WORK REQUIRED – Reproduce every entry exactly and leave its pictures out.

Extracted records
· · · ·
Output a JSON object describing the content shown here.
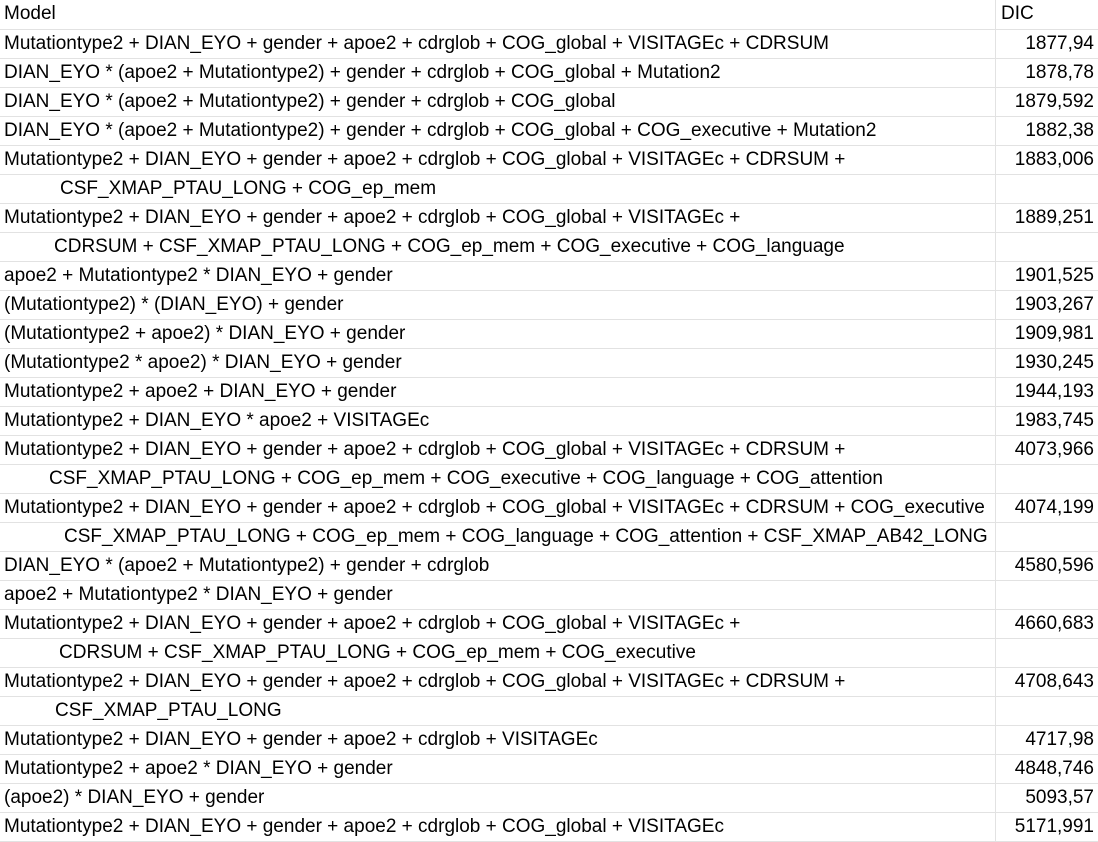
{
  "header": {
    "model": "Model",
    "dic": "DIC"
  },
  "rows": [
    {
      "model": "Mutationtype2 + DIAN_EYO + gender + apoe2 + cdrglob + COG_global + VISITAGEc + CDRSUM",
      "dic": "1877,94"
    },
    {
      "model": "DIAN_EYO * (apoe2 + Mutationtype2) + gender + cdrglob + COG_global + Mutation2",
      "dic": "1878,78"
    },
    {
      "model": "DIAN_EYO * (apoe2 + Mutationtype2) + gender + cdrglob + COG_global",
      "dic": "1879,592"
    },
    {
      "model": "DIAN_EYO * (apoe2 + Mutationtype2) + gender + cdrglob + COG_global + COG_executive + Mutation2",
      "dic": "1882,38"
    },
    {
      "model": "Mutationtype2 + DIAN_EYO + gender + apoe2 + cdrglob + COG_global + VISITAGEc + CDRSUM +",
      "dic": "1883,006"
    },
    {
      "model": "CSF_XMAP_PTAU_LONG +  COG_ep_mem",
      "dic": "",
      "indent": "ind1"
    },
    {
      "model": "Mutationtype2 + DIAN_EYO + gender + apoe2 + cdrglob + COG_global + VISITAGEc +",
      "dic": "1889,251"
    },
    {
      "model": "CDRSUM + CSF_XMAP_PTAU_LONG + COG_ep_mem + COG_executive + COG_language",
      "dic": "",
      "indent": "ind2"
    },
    {
      "model": "apoe2 + Mutationtype2 * DIAN_EYO + gender",
      "dic": "1901,525"
    },
    {
      "model": "(Mutationtype2) * (DIAN_EYO) + gender",
      "dic": "1903,267"
    },
    {
      "model": "(Mutationtype2 + apoe2) * DIAN_EYO + gender",
      "dic": "1909,981"
    },
    {
      "model": "(Mutationtype2 * apoe2) * DIAN_EYO + gender",
      "dic": "1930,245"
    },
    {
      "model": "Mutationtype2 + apoe2 + DIAN_EYO + gender",
      "dic": "1944,193"
    },
    {
      "model": "Mutationtype2 + DIAN_EYO * apoe2 + VISITAGEc",
      "dic": "1983,745"
    },
    {
      "model": "Mutationtype2 + DIAN_EYO + gender + apoe2 + cdrglob + COG_global + VISITAGEc + CDRSUM +",
      "dic": "4073,966"
    },
    {
      "model": "CSF_XMAP_PTAU_LONG + COG_ep_mem + COG_executive + COG_language + COG_attention",
      "dic": "",
      "indent": "ind3"
    },
    {
      "model": "Mutationtype2 + DIAN_EYO + gender + apoe2 + cdrglob + COG_global + VISITAGEc + CDRSUM + COG_executive",
      "dic": "4074,199"
    },
    {
      "model": "CSF_XMAP_PTAU_LONG + COG_ep_mem + COG_language + COG_attention + CSF_XMAP_AB42_LONG",
      "dic": "",
      "indent": "ind4"
    },
    {
      "model": "DIAN_EYO * (apoe2 + Mutationtype2) + gender + cdrglob",
      "dic": "4580,596"
    },
    {
      "model": "apoe2 + Mutationtype2 * DIAN_EYO + gender",
      "dic": ""
    },
    {
      "model": "Mutationtype2 + DIAN_EYO + gender + apoe2 + cdrglob + COG_global + VISITAGEc +",
      "dic": "4660,683"
    },
    {
      "model": "CDRSUM + CSF_XMAP_PTAU_LONG + COG_ep_mem + COG_executive",
      "dic": "",
      "indent": "ind5"
    },
    {
      "model": "Mutationtype2 + DIAN_EYO + gender + apoe2 + cdrglob + COG_global + VISITAGEc + CDRSUM +",
      "dic": "4708,643"
    },
    {
      "model": "CSF_XMAP_PTAU_LONG",
      "dic": "",
      "indent": "ind6"
    },
    {
      "model": "Mutationtype2 + DIAN_EYO + gender + apoe2 + cdrglob + VISITAGEc",
      "dic": "4717,98"
    },
    {
      "model": "Mutationtype2 + apoe2 * DIAN_EYO + gender",
      "dic": "4848,746"
    },
    {
      "model": "(apoe2) * DIAN_EYO + gender",
      "dic": "5093,57"
    },
    {
      "model": "Mutationtype2 + DIAN_EYO + gender + apoe2 + cdrglob + COG_global + VISITAGEc",
      "dic": "5171,991"
    }
  ]
}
· · · ·
SOLUTION FOR THIS PROBLEM –
Output a JSON object describing the content shown here.
{
  "header": {
    "model": "Model",
    "dic": "DIC"
  },
  "rows": [
    {
      "model": "Mutationtype2 + DIAN_EYO + gender + apoe2 + cdrglob + COG_global + VISITAGEc + CDRSUM",
      "dic": "1877,94"
    },
    {
      "model": "DIAN_EYO * (apoe2 + Mutationtype2) + gender + cdrglob + COG_global + Mutation2",
      "dic": "1878,78"
    },
    {
      "model": "DIAN_EYO * (apoe2 + Mutationtype2) + gender + cdrglob + COG_global",
      "dic": "1879,592"
    },
    {
      "model": "DIAN_EYO * (apoe2 + Mutationtype2) + gender + cdrglob + COG_global + COG_executive + Mutation2",
      "dic": "1882,38"
    },
    {
      "model": "Mutationtype2 + DIAN_EYO + gender + apoe2 + cdrglob + COG_global + VISITAGEc + CDRSUM +",
      "dic": "1883,006"
    },
    {
      "model": "CSF_XMAP_PTAU_LONG +  COG_ep_mem",
      "dic": "",
      "indent": "ind1"
    },
    {
      "model": "Mutationtype2 + DIAN_EYO + gender + apoe2 + cdrglob + COG_global + VISITAGEc +",
      "dic": "1889,251"
    },
    {
      "model": "CDRSUM + CSF_XMAP_PTAU_LONG + COG_ep_mem + COG_executive + COG_language",
      "dic": "",
      "indent": "ind2"
    },
    {
      "model": "apoe2 + Mutationtype2 * DIAN_EYO + gender",
      "dic": "1901,525"
    },
    {
      "model": "(Mutationtype2) * (DIAN_EYO) + gender",
      "dic": "1903,267"
    },
    {
      "model": "(Mutationtype2 + apoe2) * DIAN_EYO + gender",
      "dic": "1909,981"
    },
    {
      "model": "(Mutationtype2 * apoe2) * DIAN_EYO + gender",
      "dic": "1930,245"
    },
    {
      "model": "Mutationtype2 + apoe2 + DIAN_EYO + gender",
      "dic": "1944,193"
    },
    {
      "model": "Mutationtype2 + DIAN_EYO * apoe2 + VISITAGEc",
      "dic": "1983,745"
    },
    {
      "model": "Mutationtype2 + DIAN_EYO + gender + apoe2 + cdrglob + COG_global + VISITAGEc + CDRSUM +",
      "dic": "4073,966"
    },
    {
      "model": "CSF_XMAP_PTAU_LONG + COG_ep_mem + COG_executive + COG_language + COG_attention",
      "dic": "",
      "indent": "ind3"
    },
    {
      "model": "Mutationtype2 + DIAN_EYO + gender + apoe2 + cdrglob + COG_global + VISITAGEc + CDRSUM + COG_executive",
      "dic": "4074,199"
    },
    {
      "model": "CSF_XMAP_PTAU_LONG + COG_ep_mem + COG_language + COG_attention + CSF_XMAP_AB42_LONG",
      "dic": "",
      "indent": "ind4"
    },
    {
      "model": "DIAN_EYO * (apoe2 + Mutationtype2) + gender + cdrglob",
      "dic": "4580,596"
    },
    {
      "model": "apoe2 + Mutationtype2 * DIAN_EYO + gender",
      "dic": ""
    },
    {
      "model": "Mutationtype2 + DIAN_EYO + gender + apoe2 + cdrglob + COG_global + VISITAGEc +",
      "dic": "4660,683"
    },
    {
      "model": "CDRSUM + CSF_XMAP_PTAU_LONG + COG_ep_mem + COG_executive",
      "dic": "",
      "indent": "ind5"
    },
    {
      "model": "Mutationtype2 + DIAN_EYO + gender + apoe2 + cdrglob + COG_global + VISITAGEc + CDRSUM +",
      "dic": "4708,643"
    },
    {
      "model": "CSF_XMAP_PTAU_LONG",
      "dic": "",
      "indent": "ind6"
    },
    {
      "model": "Mutationtype2 + DIAN_EYO + gender + apoe2 + cdrglob + VISITAGEc",
      "dic": "4717,98"
    },
    {
      "model": "Mutationtype2 + apoe2 * DIAN_EYO + gender",
      "dic": "4848,746"
    },
    {
      "model": "(apoe2) * DIAN_EYO + gender",
      "dic": "5093,57"
    },
    {
      "model": "Mutationtype2 + DIAN_EYO + gender + apoe2 + cdrglob + COG_global + VISITAGEc",
      "dic": "5171,991"
    }
  ]
}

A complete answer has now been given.